**Job:** Filter these entries so that only lines with the word "nicht" remain.

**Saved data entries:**
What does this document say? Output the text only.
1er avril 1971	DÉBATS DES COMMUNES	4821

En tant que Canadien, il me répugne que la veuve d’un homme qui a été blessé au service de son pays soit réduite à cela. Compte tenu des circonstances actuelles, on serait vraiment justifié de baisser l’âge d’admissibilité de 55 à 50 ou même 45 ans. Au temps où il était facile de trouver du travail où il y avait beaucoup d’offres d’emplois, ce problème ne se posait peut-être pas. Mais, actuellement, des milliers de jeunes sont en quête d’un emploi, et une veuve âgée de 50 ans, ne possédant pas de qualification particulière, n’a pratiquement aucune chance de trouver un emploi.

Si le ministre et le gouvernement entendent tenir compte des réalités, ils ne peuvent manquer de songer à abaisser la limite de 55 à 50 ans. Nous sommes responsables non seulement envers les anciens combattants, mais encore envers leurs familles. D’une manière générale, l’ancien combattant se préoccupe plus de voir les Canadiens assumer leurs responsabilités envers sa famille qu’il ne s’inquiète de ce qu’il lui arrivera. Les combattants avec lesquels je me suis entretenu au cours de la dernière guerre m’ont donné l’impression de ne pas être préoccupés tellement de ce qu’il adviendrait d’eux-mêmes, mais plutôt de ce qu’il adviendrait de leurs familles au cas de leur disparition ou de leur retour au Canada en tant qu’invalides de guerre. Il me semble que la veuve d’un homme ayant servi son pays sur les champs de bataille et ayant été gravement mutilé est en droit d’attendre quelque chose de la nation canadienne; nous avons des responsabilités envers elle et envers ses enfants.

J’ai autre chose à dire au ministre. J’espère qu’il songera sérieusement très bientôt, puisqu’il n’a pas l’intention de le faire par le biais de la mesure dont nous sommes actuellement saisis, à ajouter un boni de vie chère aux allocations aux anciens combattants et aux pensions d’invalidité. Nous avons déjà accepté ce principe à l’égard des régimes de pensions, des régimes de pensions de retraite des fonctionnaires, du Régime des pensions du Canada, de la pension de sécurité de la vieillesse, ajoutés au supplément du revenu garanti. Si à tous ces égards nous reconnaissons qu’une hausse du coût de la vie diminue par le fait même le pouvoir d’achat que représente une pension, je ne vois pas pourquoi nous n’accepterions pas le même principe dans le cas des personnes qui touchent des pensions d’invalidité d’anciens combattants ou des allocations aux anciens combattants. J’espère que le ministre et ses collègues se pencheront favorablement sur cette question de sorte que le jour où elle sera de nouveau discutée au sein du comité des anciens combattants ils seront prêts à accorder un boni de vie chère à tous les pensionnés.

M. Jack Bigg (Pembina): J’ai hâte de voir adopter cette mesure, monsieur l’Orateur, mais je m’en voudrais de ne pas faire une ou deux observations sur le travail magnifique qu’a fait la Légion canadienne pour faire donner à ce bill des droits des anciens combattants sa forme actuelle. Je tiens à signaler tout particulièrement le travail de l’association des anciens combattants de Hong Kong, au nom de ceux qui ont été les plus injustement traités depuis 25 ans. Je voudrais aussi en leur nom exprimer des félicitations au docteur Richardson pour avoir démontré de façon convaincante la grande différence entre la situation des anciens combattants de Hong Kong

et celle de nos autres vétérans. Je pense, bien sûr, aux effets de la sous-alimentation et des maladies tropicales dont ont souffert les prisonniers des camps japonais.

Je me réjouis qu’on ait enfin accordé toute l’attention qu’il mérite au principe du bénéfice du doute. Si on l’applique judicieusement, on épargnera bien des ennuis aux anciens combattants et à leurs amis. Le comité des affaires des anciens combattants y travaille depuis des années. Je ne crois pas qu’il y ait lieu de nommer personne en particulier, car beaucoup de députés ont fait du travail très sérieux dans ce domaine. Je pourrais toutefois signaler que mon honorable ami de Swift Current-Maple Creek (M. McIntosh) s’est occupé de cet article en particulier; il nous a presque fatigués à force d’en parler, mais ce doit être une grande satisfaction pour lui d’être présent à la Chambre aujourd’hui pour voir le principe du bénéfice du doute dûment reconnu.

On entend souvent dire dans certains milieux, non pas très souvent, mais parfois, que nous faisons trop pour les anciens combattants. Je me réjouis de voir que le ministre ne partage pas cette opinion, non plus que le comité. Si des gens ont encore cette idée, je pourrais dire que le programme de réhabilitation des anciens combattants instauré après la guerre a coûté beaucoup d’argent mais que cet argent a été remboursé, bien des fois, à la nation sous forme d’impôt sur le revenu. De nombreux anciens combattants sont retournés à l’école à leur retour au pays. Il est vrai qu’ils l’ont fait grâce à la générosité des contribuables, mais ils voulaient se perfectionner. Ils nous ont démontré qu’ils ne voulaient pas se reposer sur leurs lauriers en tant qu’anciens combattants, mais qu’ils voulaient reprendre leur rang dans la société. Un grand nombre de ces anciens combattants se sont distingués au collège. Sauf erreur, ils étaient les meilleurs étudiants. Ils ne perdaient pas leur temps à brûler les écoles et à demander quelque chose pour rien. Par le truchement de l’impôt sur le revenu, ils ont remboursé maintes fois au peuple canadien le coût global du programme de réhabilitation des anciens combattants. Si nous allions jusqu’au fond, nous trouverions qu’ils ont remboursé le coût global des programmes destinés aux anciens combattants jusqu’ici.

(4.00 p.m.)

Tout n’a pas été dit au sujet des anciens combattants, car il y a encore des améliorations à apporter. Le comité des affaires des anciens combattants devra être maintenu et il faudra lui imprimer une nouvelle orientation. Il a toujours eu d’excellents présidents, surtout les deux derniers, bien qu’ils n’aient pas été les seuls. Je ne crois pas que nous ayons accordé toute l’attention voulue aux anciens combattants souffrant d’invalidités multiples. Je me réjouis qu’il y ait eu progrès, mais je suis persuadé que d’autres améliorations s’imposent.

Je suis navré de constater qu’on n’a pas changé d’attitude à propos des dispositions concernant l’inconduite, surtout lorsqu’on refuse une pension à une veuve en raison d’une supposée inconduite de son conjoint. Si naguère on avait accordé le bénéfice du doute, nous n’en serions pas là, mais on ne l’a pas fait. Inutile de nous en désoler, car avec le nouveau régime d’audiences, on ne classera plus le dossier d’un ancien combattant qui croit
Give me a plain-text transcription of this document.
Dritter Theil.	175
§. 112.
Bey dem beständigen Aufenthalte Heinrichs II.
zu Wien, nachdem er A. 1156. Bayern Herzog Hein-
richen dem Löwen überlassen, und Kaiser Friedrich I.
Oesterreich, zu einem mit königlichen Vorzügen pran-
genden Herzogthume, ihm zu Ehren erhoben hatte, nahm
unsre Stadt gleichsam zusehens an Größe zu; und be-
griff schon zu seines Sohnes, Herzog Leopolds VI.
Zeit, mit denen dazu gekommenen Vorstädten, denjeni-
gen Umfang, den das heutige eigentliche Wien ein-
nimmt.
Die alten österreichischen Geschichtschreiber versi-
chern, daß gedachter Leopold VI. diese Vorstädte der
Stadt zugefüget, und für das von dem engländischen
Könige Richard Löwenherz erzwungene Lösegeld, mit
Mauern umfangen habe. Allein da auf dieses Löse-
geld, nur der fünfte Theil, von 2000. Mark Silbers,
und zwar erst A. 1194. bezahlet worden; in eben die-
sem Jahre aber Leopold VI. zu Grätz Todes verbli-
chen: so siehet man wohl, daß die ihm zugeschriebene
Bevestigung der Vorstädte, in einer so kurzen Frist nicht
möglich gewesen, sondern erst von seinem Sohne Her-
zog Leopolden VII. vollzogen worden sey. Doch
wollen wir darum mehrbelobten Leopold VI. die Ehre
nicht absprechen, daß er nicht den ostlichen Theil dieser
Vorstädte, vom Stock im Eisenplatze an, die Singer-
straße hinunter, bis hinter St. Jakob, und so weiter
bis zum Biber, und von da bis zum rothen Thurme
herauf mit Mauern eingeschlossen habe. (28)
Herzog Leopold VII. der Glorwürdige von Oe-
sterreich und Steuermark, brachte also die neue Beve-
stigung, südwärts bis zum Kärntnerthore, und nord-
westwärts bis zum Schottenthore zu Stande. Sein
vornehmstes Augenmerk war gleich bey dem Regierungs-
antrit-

**Task solution:**
Bevestigung der Vorstädte, in einer so kurzen Frist nicht
nicht absprechen, daß er nicht den ostlichen Theil dieser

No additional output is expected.